* start Supplied data *
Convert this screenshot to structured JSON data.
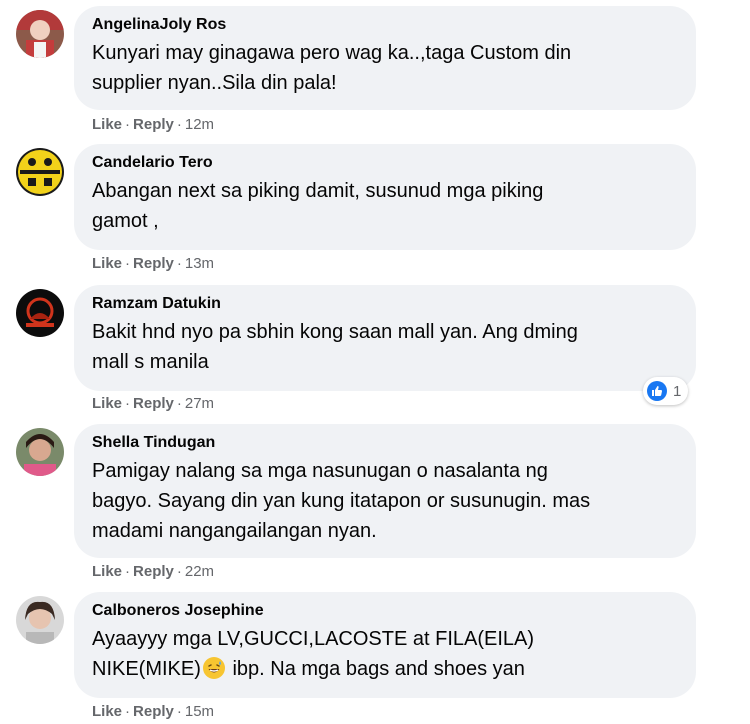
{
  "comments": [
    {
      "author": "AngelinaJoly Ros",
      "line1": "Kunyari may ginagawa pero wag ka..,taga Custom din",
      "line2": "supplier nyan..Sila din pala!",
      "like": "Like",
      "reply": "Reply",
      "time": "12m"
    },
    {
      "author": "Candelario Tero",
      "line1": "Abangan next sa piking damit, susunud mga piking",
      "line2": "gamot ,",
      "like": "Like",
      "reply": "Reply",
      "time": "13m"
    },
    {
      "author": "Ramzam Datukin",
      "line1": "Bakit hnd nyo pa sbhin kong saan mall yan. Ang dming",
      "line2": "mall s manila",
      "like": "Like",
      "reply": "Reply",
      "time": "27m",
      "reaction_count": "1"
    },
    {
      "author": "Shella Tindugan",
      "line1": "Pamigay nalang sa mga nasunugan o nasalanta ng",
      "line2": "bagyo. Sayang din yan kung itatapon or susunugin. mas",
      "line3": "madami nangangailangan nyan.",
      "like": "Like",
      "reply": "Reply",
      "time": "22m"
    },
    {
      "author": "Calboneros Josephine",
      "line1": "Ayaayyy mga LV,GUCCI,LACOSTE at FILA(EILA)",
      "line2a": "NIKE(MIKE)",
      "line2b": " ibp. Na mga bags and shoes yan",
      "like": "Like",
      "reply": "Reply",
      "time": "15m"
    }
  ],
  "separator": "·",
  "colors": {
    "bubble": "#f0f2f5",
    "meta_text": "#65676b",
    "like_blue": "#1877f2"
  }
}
* end Supplied data *
Copy the records word for word, leaving no picture in the copy.

Convert this screenshot to structured JSON data.
{
  "comments": [
    {
      "author": "AngelinaJoly Ros",
      "line1": "Kunyari may ginagawa pero wag ka..,taga Custom din",
      "line2": "supplier nyan..Sila din pala!",
      "like": "Like",
      "reply": "Reply",
      "time": "12m"
    },
    {
      "author": "Candelario Tero",
      "line1": "Abangan next sa piking damit, susunud mga piking",
      "line2": "gamot ,",
      "like": "Like",
      "reply": "Reply",
      "time": "13m"
    },
    {
      "author": "Ramzam Datukin",
      "line1": "Bakit hnd nyo pa sbhin kong saan mall yan. Ang dming",
      "line2": "mall s manila",
      "like": "Like",
      "reply": "Reply",
      "time": "27m",
      "reaction_count": "1"
    },
    {
      "author": "Shella Tindugan",
      "line1": "Pamigay nalang sa mga nasunugan o nasalanta ng",
      "line2": "bagyo. Sayang din yan kung itatapon or susunugin. mas",
      "line3": "madami nangangailangan nyan.",
      "like": "Like",
      "reply": "Reply",
      "time": "22m"
    },
    {
      "author": "Calboneros Josephine",
      "line1": "Ayaayyy mga LV,GUCCI,LACOSTE at FILA(EILA)",
      "line2a": "NIKE(MIKE)",
      "line2b": " ibp. Na mga bags and shoes yan",
      "like": "Like",
      "reply": "Reply",
      "time": "15m"
    }
  ],
  "separator": "·",
  "colors": {
    "bubble": "#f0f2f5",
    "meta_text": "#65676b",
    "like_blue": "#1877f2"
  }
}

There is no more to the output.